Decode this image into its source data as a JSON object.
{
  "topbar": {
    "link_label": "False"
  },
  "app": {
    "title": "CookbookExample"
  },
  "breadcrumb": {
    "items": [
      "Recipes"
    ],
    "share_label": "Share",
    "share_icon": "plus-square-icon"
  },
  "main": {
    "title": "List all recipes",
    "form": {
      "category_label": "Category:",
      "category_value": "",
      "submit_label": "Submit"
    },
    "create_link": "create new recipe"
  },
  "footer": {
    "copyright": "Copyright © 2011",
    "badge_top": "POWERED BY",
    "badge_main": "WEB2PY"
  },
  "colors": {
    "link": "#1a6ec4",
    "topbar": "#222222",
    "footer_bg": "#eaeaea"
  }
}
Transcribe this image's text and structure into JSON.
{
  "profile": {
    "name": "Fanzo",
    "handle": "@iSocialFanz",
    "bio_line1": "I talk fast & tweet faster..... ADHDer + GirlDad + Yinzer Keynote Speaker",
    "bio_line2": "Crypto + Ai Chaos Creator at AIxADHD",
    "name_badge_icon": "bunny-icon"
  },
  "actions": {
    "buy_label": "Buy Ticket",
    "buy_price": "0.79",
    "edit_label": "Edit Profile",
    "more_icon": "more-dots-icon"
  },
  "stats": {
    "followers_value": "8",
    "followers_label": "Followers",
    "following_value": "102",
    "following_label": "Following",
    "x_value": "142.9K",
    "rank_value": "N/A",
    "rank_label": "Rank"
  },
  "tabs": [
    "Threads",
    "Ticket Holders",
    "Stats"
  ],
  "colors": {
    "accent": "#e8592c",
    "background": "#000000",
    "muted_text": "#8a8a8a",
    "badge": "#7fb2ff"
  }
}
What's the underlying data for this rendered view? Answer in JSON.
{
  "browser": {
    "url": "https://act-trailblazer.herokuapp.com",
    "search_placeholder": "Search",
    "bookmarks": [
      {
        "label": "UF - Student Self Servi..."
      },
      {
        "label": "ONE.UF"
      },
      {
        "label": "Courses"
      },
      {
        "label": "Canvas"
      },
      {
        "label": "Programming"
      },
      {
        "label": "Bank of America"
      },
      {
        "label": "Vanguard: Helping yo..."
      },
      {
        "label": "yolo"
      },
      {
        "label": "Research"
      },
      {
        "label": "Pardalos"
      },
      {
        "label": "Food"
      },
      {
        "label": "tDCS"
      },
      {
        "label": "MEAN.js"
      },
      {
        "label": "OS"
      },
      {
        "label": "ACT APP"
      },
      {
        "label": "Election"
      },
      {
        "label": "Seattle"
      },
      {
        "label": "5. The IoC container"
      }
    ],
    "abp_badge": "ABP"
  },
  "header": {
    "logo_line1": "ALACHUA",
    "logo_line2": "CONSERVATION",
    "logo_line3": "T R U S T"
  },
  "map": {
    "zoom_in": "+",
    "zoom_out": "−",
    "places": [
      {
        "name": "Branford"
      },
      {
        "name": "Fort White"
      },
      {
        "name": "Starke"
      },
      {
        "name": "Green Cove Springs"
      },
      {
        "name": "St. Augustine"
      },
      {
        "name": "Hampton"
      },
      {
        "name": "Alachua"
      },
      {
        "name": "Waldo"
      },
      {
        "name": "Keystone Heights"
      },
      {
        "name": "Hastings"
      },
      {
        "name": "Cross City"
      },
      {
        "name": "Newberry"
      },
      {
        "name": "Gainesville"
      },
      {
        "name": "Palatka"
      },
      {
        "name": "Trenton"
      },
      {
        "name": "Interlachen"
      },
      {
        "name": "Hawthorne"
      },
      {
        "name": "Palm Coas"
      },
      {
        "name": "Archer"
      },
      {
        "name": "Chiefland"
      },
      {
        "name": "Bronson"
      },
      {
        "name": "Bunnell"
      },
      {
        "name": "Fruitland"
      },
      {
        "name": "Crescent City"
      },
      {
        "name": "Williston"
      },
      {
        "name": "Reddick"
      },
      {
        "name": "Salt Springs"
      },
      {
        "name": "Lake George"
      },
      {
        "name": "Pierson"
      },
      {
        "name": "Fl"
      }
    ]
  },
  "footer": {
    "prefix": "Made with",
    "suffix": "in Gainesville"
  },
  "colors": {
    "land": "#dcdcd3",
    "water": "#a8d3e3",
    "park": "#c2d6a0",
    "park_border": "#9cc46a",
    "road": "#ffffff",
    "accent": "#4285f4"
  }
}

* * *

* **Your objective**
Retype the material above, line by line, exactly.

* **Response below**
Decode this image into its source data as a JSON object.
{
  "topbar": {
    "link_label": "False"
  },
  "app": {
    "title": "CookbookExample"
  },
  "breadcrumb": {
    "items": [
      "Recipes"
    ],
    "share_label": "Share",
    "share_icon": "plus-square-icon"
  },
  "main": {
    "title": "List all recipes",
    "form": {
      "category_label": "Category:",
      "category_value": "",
      "submit_label": "Submit"
    },
    "create_link": "create new recipe"
  },
  "footer": {
    "copyright": "Copyright © 2011",
    "badge_top": "POWERED BY",
    "badge_main": "WEB2PY"
  },
  "colors": {
    "link": "#1a6ec4",
    "topbar": "#222222",
    "footer_bg": "#eaeaea"
  }
}
Transcribe this image's text and structure into JSON.
{
  "profile": {
    "name": "Fanzo",
    "handle": "@iSocialFanz",
    "bio_line1": "I talk fast & tweet faster..... ADHDer + GirlDad + Yinzer Keynote Speaker",
    "bio_line2": "Crypto + Ai Chaos Creator at AIxADHD",
    "name_badge_icon": "bunny-icon"
  },
  "actions": {
    "buy_label": "Buy Ticket",
    "buy_price": "0.79",
    "edit_label": "Edit Profile",
    "more_icon": "more-dots-icon"
  },
  "stats": {
    "followers_value": "8",
    "followers_label": "Followers",
    "following_value": "102",
    "following_label": "Following",
    "x_value": "142.9K",
    "rank_value": "N/A",
    "rank_label": "Rank"
  },
  "tabs": [
    "Threads",
    "Ticket Holders",
    "Stats"
  ],
  "colors": {
    "accent": "#e8592c",
    "background": "#000000",
    "muted_text": "#8a8a8a",
    "badge": "#7fb2ff"
  }
}
What's the underlying data for this rendered view? Answer in JSON.
{
  "browser": {
    "url": "https://act-trailblazer.herokuapp.com",
    "search_placeholder": "Search",
    "bookmarks": [
      {
        "label": "UF - Student Self Servi..."
      },
      {
        "label": "ONE.UF"
      },
      {
        "label": "Courses"
      },
      {
        "label": "Canvas"
      },
      {
        "label": "Programming"
      },
      {
        "label": "Bank of America"
      },
      {
        "label": "Vanguard: Helping yo..."
      },
      {
        "label": "yolo"
      },
      {
        "label": "Research"
      },
      {
        "label": "Pardalos"
      },
      {
        "label": "Food"
      },
      {
        "label": "tDCS"
      },
      {
        "label": "MEAN.js"
      },
      {
        "label": "OS"
      },
      {
        "label": "ACT APP"
      },
      {
        "label": "Election"
      },
      {
        "label": "Seattle"
      },
      {
        "label": "5. The IoC container"
      }
    ],
    "abp_badge": "ABP"
  },
  "header": {
    "logo_line1": "ALACHUA",
    "logo_line2": "CONSERVATION",
    "logo_line3": "T R U S T"
  },
  "map": {
    "zoom_in": "+",
    "zoom_out": "−",
    "places": [
      {
        "name": "Branford"
      },
      {
        "name": "Fort White"
      },
      {
        "name": "Starke"
      },
      {
        "name": "Green Cove Springs"
      },
      {
        "name": "St. Augustine"
      },
      {
        "name": "Hampton"
      },
      {
        "name": "Alachua"
      },
      {
        "name": "Waldo"
      },
      {
        "name": "Keystone Heights"
      },
      {
        "name": "Hastings"
      },
      {
        "name": "Cross City"
      },
      {
        "name": "Newberry"
      },
      {
        "name": "Gainesville"
      },
      {
        "name": "Palatka"
      },
      {
        "name": "Trenton"
      },
      {
        "name": "Interlachen"
      },
      {
        "name": "Hawthorne"
      },
      {
        "name": "Palm Coas"
      },
      {
        "name": "Archer"
      },
      {
        "name": "Chiefland"
      },
      {
        "name": "Bronson"
      },
      {
        "name": "Bunnell"
      },
      {
        "name": "Fruitland"
      },
      {
        "name": "Crescent City"
      },
      {
        "name": "Williston"
      },
      {
        "name": "Reddick"
      },
      {
        "name": "Salt Springs"
      },
      {
        "name": "Lake George"
      },
      {
        "name": "Pierson"
      },
      {
        "name": "Fl"
      }
    ]
  },
  "footer": {
    "prefix": "Made with",
    "suffix": "in Gainesville"
  },
  "colors": {
    "land": "#dcdcd3",
    "water": "#a8d3e3",
    "park": "#c2d6a0",
    "park_border": "#9cc46a",
    "road": "#ffffff",
    "accent": "#4285f4"
  }
}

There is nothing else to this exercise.